### Given exercise
Copy each line of the entries beneath that contains the word "this".

==== Data to use

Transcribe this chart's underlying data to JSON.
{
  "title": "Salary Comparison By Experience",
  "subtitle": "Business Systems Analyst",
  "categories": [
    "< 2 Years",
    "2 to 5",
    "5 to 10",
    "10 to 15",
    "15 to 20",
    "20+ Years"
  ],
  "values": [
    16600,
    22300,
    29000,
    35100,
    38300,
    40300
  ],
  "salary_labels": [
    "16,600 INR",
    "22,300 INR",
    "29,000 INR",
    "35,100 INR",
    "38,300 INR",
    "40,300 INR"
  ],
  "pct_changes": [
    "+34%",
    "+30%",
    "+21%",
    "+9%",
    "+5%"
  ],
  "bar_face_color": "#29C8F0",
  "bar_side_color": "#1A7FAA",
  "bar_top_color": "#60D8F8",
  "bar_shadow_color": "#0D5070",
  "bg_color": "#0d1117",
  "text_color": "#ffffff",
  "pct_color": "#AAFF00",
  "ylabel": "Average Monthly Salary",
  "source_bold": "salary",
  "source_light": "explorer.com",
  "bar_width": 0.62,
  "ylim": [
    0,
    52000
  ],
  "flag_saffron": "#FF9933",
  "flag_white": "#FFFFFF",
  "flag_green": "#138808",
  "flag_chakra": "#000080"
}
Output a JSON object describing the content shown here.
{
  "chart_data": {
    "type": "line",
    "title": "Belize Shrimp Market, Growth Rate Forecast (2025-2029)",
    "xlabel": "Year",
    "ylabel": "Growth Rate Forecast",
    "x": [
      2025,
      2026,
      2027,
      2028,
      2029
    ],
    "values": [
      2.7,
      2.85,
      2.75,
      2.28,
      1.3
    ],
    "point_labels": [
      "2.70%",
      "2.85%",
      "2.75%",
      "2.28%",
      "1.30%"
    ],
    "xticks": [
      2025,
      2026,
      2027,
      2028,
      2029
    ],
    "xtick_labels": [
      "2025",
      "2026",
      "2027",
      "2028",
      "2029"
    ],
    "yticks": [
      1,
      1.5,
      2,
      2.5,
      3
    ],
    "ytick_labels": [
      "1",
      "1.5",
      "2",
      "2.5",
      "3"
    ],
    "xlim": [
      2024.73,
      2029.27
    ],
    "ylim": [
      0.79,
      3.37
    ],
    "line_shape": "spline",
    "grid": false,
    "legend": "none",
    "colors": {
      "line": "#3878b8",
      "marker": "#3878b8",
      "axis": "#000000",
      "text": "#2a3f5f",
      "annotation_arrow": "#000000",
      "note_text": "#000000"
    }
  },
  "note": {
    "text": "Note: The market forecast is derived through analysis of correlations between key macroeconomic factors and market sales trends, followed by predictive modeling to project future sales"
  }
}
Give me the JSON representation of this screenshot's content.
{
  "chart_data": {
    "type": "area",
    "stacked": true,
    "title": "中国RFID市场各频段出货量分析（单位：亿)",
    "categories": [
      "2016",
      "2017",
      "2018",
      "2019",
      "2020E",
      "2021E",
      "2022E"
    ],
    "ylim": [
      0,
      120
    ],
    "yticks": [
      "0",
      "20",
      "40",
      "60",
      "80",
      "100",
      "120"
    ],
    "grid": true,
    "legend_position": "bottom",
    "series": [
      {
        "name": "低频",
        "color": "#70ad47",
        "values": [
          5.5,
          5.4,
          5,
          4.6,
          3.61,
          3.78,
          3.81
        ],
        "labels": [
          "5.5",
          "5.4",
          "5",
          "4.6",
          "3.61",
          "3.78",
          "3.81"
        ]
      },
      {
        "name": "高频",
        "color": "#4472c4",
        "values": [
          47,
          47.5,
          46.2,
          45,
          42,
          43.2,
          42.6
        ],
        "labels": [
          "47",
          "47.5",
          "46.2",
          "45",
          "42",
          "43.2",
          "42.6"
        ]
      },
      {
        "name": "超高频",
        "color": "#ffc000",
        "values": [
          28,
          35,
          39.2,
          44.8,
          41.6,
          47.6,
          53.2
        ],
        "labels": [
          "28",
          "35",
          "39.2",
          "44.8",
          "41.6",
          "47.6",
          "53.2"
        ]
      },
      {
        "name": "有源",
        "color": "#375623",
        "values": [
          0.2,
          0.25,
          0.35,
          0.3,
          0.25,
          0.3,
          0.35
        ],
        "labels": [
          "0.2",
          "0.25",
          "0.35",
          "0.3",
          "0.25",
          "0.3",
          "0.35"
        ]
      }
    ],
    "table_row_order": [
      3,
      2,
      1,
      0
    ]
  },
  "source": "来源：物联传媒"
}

========

### Finished task
Transcribe this chart's underlying data to JSON.
Give me the JSON representation of this screenshot's content.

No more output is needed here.